▶ **What is needed**:
Please give the listing again in its entirety, exactly as written.

[Collected data entries]
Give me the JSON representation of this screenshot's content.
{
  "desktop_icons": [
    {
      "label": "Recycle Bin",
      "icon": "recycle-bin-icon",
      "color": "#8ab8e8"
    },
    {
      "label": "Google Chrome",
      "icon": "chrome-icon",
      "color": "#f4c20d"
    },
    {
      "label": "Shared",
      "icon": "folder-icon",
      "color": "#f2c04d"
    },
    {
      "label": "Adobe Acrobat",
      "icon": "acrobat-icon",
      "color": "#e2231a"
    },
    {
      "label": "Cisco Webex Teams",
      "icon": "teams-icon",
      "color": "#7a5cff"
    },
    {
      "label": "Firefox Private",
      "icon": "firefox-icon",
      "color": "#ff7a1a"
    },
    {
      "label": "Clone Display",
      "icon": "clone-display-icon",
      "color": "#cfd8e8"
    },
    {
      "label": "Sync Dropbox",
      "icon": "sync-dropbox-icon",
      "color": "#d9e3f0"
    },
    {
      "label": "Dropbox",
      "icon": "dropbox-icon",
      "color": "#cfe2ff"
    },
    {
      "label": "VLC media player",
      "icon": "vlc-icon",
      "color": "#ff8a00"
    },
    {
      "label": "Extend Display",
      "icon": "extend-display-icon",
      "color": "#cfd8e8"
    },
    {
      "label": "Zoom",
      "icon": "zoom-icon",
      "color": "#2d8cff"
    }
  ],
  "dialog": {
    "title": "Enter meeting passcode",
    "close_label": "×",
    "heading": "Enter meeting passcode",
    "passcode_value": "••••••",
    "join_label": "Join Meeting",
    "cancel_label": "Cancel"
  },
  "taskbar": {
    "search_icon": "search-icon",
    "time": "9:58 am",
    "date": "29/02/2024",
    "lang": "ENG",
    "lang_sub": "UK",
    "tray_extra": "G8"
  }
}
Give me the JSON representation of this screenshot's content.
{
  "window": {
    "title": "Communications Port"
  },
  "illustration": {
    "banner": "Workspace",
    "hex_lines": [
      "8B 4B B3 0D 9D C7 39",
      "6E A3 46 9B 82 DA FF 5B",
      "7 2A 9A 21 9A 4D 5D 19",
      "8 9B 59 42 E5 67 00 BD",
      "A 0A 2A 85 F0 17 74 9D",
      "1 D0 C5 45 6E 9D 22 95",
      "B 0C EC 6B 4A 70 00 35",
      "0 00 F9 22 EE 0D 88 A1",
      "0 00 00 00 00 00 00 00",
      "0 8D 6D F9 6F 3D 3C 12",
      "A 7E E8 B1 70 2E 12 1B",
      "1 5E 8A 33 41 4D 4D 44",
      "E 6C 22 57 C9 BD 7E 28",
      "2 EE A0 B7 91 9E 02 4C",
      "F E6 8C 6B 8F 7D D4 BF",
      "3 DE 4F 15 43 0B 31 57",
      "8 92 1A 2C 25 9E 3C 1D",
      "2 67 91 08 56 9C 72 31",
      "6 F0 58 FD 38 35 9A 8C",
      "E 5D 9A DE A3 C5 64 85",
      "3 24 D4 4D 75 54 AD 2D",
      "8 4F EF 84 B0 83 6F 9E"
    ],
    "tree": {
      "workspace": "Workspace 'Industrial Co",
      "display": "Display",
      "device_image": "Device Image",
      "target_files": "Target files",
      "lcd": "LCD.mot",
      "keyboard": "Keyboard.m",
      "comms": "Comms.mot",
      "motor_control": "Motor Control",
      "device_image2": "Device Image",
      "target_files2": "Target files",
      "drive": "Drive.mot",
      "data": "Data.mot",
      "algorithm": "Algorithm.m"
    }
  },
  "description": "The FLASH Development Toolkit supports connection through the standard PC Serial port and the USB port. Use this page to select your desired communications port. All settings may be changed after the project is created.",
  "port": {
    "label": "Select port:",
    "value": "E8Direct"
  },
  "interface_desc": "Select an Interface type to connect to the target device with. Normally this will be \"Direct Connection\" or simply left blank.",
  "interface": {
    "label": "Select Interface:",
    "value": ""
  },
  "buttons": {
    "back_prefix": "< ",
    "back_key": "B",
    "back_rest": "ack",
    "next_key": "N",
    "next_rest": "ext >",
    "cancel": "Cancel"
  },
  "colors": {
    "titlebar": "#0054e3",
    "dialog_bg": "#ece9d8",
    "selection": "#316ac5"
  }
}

▶ **Solution for this task**:
Give me the JSON representation of this screenshot's content.
{
  "desktop_icons": [
    {
      "label": "Recycle Bin",
      "icon": "recycle-bin-icon",
      "color": "#8ab8e8"
    },
    {
      "label": "Google Chrome",
      "icon": "chrome-icon",
      "color": "#f4c20d"
    },
    {
      "label": "Shared",
      "icon": "folder-icon",
      "color": "#f2c04d"
    },
    {
      "label": "Adobe Acrobat",
      "icon": "acrobat-icon",
      "color": "#e2231a"
    },
    {
      "label": "Cisco Webex Teams",
      "icon": "teams-icon",
      "color": "#7a5cff"
    },
    {
      "label": "Firefox Private",
      "icon": "firefox-icon",
      "color": "#ff7a1a"
    },
    {
      "label": "Clone Display",
      "icon": "clone-display-icon",
      "color": "#cfd8e8"
    },
    {
      "label": "Sync Dropbox",
      "icon": "sync-dropbox-icon",
      "color": "#d9e3f0"
    },
    {
      "label": "Dropbox",
      "icon": "dropbox-icon",
      "color": "#cfe2ff"
    },
    {
      "label": "VLC media player",
      "icon": "vlc-icon",
      "color": "#ff8a00"
    },
    {
      "label": "Extend Display",
      "icon": "extend-display-icon",
      "color": "#cfd8e8"
    },
    {
      "label": "Zoom",
      "icon": "zoom-icon",
      "color": "#2d8cff"
    }
  ],
  "dialog": {
    "title": "Enter meeting passcode",
    "close_label": "×",
    "heading": "Enter meeting passcode",
    "passcode_value": "••••••",
    "join_label": "Join Meeting",
    "cancel_label": "Cancel"
  },
  "taskbar": {
    "search_icon": "search-icon",
    "time": "9:58 am",
    "date": "29/02/2024",
    "lang": "ENG",
    "lang_sub": "UK",
    "tray_extra": "G8"
  }
}
Give me the JSON representation of this screenshot's content.
{
  "window": {
    "title": "Communications Port"
  },
  "illustration": {
    "banner": "Workspace",
    "hex_lines": [
      "8B 4B B3 0D 9D C7 39",
      "6E A3 46 9B 82 DA FF 5B",
      "7 2A 9A 21 9A 4D 5D 19",
      "8 9B 59 42 E5 67 00 BD",
      "A 0A 2A 85 F0 17 74 9D",
      "1 D0 C5 45 6E 9D 22 95",
      "B 0C EC 6B 4A 70 00 35",
      "0 00 F9 22 EE 0D 88 A1",
      "0 00 00 00 00 00 00 00",
      "0 8D 6D F9 6F 3D 3C 12",
      "A 7E E8 B1 70 2E 12 1B",
      "1 5E 8A 33 41 4D 4D 44",
      "E 6C 22 57 C9 BD 7E 28",
      "2 EE A0 B7 91 9E 02 4C",
      "F E6 8C 6B 8F 7D D4 BF",
      "3 DE 4F 15 43 0B 31 57",
      "8 92 1A 2C 25 9E 3C 1D",
      "2 67 91 08 56 9C 72 31",
      "6 F0 58 FD 38 35 9A 8C",
      "E 5D 9A DE A3 C5 64 85",
      "3 24 D4 4D 75 54 AD 2D",
      "8 4F EF 84 B0 83 6F 9E"
    ],
    "tree": {
      "workspace": "Workspace 'Industrial Co",
      "display": "Display",
      "device_image": "Device Image",
      "target_files": "Target files",
      "lcd": "LCD.mot",
      "keyboard": "Keyboard.m",
      "comms": "Comms.mot",
      "motor_control": "Motor Control",
      "device_image2": "Device Image",
      "target_files2": "Target files",
      "drive": "Drive.mot",
      "data": "Data.mot",
      "algorithm": "Algorithm.m"
    }
  },
  "description": "The FLASH Development Toolkit supports connection through the standard PC Serial port and the USB port. Use this page to select your desired communications port. All settings may be changed after the project is created.",
  "port": {
    "label": "Select port:",
    "value": "E8Direct"
  },
  "interface_desc": "Select an Interface type to connect to the target device with. Normally this will be \"Direct Connection\" or simply left blank.",
  "interface": {
    "label": "Select Interface:",
    "value": ""
  },
  "buttons": {
    "back_prefix": "< ",
    "back_key": "B",
    "back_rest": "ack",
    "next_key": "N",
    "next_rest": "ext >",
    "cancel": "Cancel"
  },
  "colors": {
    "titlebar": "#0054e3",
    "dialog_bg": "#ece9d8",
    "selection": "#316ac5"
  }
}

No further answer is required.